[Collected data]

····················

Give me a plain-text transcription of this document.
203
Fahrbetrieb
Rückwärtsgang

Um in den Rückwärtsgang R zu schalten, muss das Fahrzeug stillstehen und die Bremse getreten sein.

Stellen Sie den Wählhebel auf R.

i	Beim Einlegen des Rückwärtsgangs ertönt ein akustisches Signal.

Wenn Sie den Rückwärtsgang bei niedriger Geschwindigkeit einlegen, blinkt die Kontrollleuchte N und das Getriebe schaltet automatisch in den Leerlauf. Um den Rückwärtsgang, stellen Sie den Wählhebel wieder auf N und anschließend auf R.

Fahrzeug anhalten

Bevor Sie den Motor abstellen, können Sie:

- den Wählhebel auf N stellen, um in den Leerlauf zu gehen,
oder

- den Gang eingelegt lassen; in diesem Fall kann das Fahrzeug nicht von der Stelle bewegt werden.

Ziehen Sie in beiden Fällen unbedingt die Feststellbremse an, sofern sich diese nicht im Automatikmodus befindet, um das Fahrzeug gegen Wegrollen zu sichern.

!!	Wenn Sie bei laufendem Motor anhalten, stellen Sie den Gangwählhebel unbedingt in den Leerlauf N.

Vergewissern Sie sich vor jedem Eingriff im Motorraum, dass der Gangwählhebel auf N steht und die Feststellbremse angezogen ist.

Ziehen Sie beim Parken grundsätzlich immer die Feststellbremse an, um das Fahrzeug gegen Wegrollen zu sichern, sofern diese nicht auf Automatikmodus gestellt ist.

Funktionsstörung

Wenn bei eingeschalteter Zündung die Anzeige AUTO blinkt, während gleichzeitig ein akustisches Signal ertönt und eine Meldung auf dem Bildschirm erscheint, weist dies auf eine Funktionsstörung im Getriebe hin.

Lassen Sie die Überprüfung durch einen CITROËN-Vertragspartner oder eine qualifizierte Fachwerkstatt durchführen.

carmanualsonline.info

····················

> Your objective
All entries shown above should be printed again exactly.

> Solution to this task
Give me a plain-text transcription of this document.
203
Fahrbetrieb
Rückwärtsgang

Um in den Rückwärtsgang R zu schalten, muss das Fahrzeug stillstehen und die Bremse getreten sein.

Stellen Sie den Wählhebel auf R.

i	Beim Einlegen des Rückwärtsgangs ertönt ein akustisches Signal.

Wenn Sie den Rückwärtsgang bei niedriger Geschwindigkeit einlegen, blinkt die Kontrollleuchte N und das Getriebe schaltet automatisch in den Leerlauf. Um den Rückwärtsgang, stellen Sie den Wählhebel wieder auf N und anschließend auf R.

Fahrzeug anhalten

Bevor Sie den Motor abstellen, können Sie:

- den Wählhebel auf N stellen, um in den Leerlauf zu gehen,
oder

- den Gang eingelegt lassen; in diesem Fall kann das Fahrzeug nicht von der Stelle bewegt werden.

Ziehen Sie in beiden Fällen unbedingt die Feststellbremse an, sofern sich diese nicht im Automatikmodus befindet, um das Fahrzeug gegen Wegrollen zu sichern.

!!	Wenn Sie bei laufendem Motor anhalten, stellen Sie den Gangwählhebel unbedingt in den Leerlauf N.

Vergewissern Sie sich vor jedem Eingriff im Motorraum, dass der Gangwählhebel auf N steht und die Feststellbremse angezogen ist.

Ziehen Sie beim Parken grundsätzlich immer die Feststellbremse an, um das Fahrzeug gegen Wegrollen zu sichern, sofern diese nicht auf Automatikmodus gestellt ist.

Funktionsstörung

Wenn bei eingeschalteter Zündung die Anzeige AUTO blinkt, während gleichzeitig ein akustisches Signal ertönt und eine Meldung auf dem Bildschirm erscheint, weist dies auf eine Funktionsstörung im Getriebe hin.

Lassen Sie die Überprüfung durch einen CITROËN-Vertragspartner oder eine qualifizierte Fachwerkstatt durchführen.

carmanualsonline.info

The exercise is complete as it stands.